Comb the records below for the string "image" and copy each line where it turns up.

[Collection entries]
** start **
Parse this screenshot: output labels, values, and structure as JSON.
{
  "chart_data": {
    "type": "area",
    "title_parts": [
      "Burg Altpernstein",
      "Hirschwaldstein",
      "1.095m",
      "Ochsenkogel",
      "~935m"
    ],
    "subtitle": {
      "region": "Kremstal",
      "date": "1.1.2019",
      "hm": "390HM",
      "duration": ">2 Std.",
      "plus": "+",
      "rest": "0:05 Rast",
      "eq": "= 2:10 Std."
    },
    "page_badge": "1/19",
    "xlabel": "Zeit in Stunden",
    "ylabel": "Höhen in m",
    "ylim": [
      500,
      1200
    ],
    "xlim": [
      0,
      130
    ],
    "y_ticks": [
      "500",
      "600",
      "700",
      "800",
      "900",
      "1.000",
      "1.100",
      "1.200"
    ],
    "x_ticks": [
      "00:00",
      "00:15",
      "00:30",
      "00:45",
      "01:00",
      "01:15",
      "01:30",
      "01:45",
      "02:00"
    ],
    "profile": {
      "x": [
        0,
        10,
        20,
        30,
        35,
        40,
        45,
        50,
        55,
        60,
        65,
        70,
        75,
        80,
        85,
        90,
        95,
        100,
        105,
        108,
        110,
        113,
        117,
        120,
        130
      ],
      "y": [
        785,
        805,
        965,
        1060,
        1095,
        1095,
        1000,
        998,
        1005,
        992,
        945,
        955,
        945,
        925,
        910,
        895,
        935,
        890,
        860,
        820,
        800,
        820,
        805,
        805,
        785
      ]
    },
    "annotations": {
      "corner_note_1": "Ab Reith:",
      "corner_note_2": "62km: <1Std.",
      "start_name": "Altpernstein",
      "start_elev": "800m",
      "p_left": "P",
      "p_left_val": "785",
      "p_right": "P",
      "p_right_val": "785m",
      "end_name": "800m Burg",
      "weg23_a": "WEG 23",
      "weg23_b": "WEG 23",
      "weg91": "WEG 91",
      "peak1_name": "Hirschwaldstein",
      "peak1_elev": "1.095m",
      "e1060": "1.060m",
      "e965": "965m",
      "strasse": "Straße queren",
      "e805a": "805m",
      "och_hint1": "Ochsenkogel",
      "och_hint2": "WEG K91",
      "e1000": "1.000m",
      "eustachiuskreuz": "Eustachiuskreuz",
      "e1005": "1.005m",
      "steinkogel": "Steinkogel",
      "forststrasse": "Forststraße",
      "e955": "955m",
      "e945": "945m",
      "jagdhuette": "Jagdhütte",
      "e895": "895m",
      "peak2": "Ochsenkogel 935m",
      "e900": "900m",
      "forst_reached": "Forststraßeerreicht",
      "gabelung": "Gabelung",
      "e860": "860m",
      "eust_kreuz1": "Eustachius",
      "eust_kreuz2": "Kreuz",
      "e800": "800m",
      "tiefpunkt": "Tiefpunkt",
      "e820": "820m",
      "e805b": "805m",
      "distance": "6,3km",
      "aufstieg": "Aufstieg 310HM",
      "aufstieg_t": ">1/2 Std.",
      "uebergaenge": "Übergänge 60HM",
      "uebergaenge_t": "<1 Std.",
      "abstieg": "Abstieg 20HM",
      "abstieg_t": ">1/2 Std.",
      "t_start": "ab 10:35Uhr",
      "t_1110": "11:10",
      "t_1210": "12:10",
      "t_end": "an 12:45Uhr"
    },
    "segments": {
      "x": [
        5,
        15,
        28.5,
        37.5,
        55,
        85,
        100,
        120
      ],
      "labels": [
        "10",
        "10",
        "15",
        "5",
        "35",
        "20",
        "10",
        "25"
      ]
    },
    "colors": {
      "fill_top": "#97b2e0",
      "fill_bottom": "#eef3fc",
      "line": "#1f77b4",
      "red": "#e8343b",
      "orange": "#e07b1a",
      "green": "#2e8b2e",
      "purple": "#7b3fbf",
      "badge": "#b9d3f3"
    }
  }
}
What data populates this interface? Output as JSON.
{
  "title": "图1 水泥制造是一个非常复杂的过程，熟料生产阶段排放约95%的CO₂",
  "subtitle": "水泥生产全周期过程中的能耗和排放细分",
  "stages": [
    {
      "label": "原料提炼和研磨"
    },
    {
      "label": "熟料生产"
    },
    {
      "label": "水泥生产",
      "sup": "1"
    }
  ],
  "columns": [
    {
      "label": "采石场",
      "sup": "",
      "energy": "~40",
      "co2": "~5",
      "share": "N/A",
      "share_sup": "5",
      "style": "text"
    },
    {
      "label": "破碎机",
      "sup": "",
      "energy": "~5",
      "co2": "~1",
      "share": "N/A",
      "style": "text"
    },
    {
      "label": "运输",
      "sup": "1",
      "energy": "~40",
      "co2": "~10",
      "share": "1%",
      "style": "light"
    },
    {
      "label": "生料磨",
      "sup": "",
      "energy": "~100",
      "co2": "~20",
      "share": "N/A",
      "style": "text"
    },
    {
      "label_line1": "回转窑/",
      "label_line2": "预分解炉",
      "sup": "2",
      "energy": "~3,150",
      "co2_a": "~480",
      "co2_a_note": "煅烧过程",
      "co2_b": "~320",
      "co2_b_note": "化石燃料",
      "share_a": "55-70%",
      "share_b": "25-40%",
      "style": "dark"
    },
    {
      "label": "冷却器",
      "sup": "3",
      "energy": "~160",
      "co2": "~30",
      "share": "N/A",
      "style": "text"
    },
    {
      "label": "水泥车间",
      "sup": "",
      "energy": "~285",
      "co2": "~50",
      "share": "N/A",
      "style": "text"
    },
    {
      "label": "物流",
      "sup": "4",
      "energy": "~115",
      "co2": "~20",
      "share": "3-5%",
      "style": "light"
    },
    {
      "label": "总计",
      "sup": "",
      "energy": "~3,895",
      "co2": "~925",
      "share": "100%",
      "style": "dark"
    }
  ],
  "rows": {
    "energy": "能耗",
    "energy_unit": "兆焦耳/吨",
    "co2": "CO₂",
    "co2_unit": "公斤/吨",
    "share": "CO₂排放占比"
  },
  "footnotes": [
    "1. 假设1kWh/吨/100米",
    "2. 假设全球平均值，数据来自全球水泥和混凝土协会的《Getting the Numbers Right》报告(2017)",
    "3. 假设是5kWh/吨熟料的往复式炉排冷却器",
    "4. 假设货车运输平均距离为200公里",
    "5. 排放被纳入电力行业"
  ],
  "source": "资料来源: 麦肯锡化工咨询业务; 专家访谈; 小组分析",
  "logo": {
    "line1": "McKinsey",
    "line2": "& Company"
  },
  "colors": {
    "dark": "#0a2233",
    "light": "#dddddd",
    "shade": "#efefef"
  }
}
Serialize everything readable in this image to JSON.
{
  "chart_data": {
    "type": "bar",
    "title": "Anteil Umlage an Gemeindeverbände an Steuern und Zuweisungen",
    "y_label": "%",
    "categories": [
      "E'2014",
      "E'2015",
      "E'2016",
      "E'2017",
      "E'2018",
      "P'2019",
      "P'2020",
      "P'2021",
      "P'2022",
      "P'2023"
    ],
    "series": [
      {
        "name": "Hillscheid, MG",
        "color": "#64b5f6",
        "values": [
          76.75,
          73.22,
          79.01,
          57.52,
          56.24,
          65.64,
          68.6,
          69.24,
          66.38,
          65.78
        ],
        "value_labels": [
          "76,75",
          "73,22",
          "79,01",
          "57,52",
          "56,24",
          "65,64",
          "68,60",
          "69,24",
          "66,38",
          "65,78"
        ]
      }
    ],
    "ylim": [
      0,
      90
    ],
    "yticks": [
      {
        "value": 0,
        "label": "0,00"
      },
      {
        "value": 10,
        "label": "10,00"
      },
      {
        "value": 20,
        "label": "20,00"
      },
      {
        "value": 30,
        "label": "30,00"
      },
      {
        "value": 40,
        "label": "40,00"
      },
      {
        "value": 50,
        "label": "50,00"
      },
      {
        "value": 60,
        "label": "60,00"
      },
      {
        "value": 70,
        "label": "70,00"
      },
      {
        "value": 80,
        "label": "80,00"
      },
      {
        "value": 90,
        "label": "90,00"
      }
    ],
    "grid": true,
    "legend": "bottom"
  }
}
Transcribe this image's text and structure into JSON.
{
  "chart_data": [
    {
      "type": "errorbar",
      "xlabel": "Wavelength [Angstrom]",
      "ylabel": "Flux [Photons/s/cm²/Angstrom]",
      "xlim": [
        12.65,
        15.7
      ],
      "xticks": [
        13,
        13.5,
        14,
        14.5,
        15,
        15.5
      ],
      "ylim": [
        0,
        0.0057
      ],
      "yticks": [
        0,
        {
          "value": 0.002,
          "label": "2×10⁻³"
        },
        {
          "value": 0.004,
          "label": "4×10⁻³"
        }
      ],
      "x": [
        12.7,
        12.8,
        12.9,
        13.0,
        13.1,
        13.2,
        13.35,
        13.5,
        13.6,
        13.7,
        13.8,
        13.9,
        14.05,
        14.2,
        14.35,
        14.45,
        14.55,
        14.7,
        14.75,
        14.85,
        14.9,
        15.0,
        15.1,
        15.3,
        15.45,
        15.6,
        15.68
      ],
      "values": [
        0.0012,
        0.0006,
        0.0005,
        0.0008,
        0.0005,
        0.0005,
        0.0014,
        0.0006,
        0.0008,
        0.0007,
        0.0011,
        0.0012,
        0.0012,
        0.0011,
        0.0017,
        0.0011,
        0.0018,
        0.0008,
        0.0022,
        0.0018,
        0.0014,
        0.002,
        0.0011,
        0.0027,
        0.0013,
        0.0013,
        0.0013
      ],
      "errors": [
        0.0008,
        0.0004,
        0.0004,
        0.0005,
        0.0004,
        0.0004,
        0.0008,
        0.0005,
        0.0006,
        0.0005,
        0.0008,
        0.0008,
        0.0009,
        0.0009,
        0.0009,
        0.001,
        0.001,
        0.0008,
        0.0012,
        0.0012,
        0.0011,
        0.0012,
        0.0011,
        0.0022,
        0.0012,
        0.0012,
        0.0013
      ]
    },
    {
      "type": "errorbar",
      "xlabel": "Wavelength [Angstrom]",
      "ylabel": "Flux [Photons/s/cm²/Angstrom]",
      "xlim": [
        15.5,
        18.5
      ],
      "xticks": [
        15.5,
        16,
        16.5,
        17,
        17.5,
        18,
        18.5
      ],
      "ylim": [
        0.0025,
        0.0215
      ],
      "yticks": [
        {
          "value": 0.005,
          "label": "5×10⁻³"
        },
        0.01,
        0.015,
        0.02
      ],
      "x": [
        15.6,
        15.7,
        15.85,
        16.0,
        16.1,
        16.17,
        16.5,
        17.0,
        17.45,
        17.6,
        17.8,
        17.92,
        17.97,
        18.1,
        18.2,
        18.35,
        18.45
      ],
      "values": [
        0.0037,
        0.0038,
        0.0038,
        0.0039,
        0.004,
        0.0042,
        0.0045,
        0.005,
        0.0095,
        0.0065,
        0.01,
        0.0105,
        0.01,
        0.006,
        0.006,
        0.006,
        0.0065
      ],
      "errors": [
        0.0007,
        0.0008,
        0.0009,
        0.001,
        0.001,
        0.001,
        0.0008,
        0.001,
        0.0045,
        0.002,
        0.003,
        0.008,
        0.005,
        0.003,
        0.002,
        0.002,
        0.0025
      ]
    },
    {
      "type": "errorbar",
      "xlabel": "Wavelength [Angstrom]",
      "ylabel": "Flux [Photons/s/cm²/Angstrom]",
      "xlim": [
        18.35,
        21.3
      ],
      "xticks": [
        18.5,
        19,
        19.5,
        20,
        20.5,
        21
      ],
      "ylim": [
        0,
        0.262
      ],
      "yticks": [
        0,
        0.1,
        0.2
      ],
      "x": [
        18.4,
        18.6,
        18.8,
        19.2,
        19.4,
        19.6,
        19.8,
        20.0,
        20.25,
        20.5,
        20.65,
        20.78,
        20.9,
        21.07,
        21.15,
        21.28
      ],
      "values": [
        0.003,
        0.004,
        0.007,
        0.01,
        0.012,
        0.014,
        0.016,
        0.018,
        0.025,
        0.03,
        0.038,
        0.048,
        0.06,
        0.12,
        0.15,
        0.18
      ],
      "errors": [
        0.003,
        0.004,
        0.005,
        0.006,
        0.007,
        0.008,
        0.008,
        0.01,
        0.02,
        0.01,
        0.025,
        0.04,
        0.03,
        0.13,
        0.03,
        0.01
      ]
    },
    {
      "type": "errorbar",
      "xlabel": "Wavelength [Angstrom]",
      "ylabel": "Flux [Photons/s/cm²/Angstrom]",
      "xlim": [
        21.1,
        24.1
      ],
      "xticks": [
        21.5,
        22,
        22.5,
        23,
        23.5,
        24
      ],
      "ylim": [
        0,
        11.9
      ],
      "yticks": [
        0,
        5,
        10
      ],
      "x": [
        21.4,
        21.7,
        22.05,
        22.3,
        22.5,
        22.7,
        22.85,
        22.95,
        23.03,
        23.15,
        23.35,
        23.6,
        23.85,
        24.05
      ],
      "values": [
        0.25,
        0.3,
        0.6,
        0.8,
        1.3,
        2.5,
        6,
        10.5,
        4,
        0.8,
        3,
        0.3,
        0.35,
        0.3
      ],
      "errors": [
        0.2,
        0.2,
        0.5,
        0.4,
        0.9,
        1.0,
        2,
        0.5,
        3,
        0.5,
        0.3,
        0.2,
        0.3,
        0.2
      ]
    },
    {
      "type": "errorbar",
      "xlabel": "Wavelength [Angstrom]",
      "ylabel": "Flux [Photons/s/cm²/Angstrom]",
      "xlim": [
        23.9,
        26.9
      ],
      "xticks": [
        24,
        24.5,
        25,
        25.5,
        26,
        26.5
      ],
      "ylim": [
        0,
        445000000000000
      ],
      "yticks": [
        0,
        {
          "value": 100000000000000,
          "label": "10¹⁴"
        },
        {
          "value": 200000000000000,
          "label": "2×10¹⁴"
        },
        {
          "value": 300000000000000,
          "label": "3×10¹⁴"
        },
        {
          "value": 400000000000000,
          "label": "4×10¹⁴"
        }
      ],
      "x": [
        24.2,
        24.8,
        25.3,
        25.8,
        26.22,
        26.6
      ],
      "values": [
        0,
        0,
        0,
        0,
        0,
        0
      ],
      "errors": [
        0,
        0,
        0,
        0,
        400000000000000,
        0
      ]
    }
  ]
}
** end **
== CORRECT ANSWER ==
Serialize everything readable in this image to JSON.
Transcribe this image's text and structure into JSON.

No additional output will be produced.